■ **The task**
Each record below must come back exactly as written; its pictures must not.

(Document transcript data)

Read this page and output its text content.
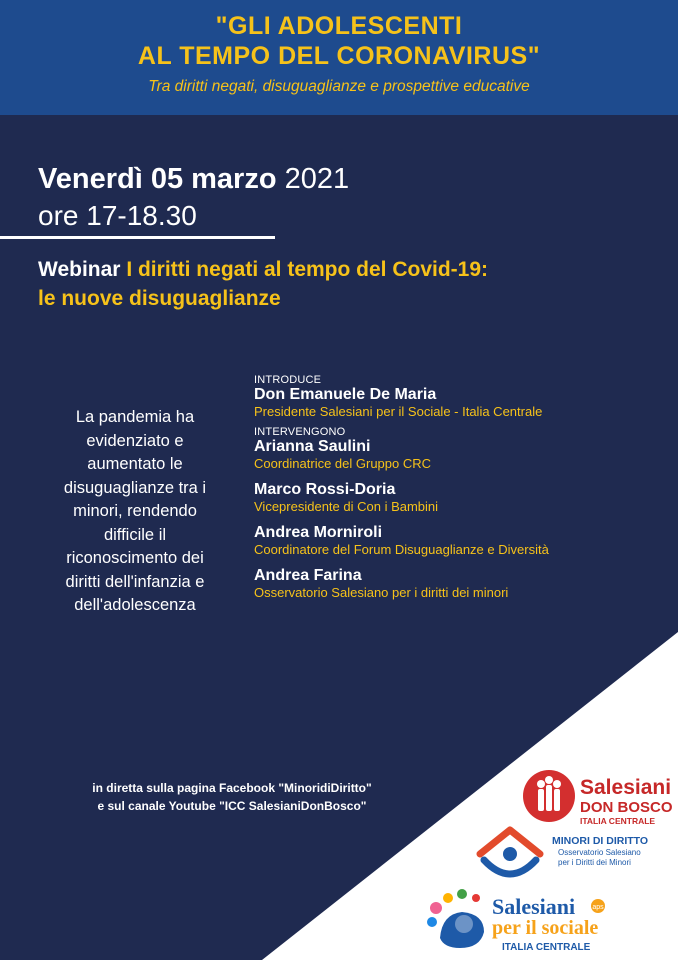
"GLI ADOLESCENTI
AL TEMPO DEL CORONAVIRUS"
Tra diritti negati, disuguaglianze e prospettive educative
Venerdì 05 marzo 2021
ore 17-18.30
Webinar I diritti negati al tempo del Covid-19:
le nuove disuguaglianze
La pandemia ha
evidenziato e
aumentato le
disuguaglianze tra i
minori, rendendo
difficile il
riconoscimento dei
diritti dell'infanzia e
dell'adolescenza
INTRODUCE
Don Emanuele De Maria
Presidente Salesiani per il Sociale - Italia Centrale
INTERVENGONO
Arianna Saulini
Coordinatrice del Gruppo CRC
Marco Rossi-Doria
Vicepresidente di Con i Bambini
Andrea Morniroli
Coordinatore del Forum Disuguaglianze e Diversità
Andrea Farina
Osservatorio Salesiano per i diritti dei minori
in diretta sulla pagina Facebook "MinoridiDiritto"
e sul canale Youtube "ICC SalesianiDonBosco"
Salesiani
DON BOSCO
ITALIA CENTRALE
MINORI DI DIRITTO
Osservatorio Salesiano
per i Diritti dei Minori
Salesiani aps
per il sociale
ITALIA CENTRALE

■ **Answer area**
Read this page and output its text content.
"GLI ADOLESCENTI
AL TEMPO DEL CORONAVIRUS"
Tra diritti negati, disuguaglianze e prospettive educative
Venerdì 05 marzo 2021
ore 17-18.30
Webinar I diritti negati al tempo del Covid-19:
le nuove disuguaglianze
La pandemia ha
evidenziato e
aumentato le
disuguaglianze tra i
minori, rendendo
difficile il
riconoscimento dei
diritti dell'infanzia e
dell'adolescenza
INTRODUCE
Don Emanuele De Maria
Presidente Salesiani per il Sociale - Italia Centrale
INTERVENGONO
Arianna Saulini
Coordinatrice del Gruppo CRC
Marco Rossi-Doria
Vicepresidente di Con i Bambini
Andrea Morniroli
Coordinatore del Forum Disuguaglianze e Diversità
Andrea Farina
Osservatorio Salesiano per i diritti dei minori
in diretta sulla pagina Facebook "MinoridiDiritto"
e sul canale Youtube "ICC SalesianiDonBosco"
Salesiani
DON BOSCO
ITALIA CENTRALE
MINORI DI DIRITTO
Osservatorio Salesiano
per i Diritti dei Minori
Salesiani aps
per il sociale
ITALIA CENTRALE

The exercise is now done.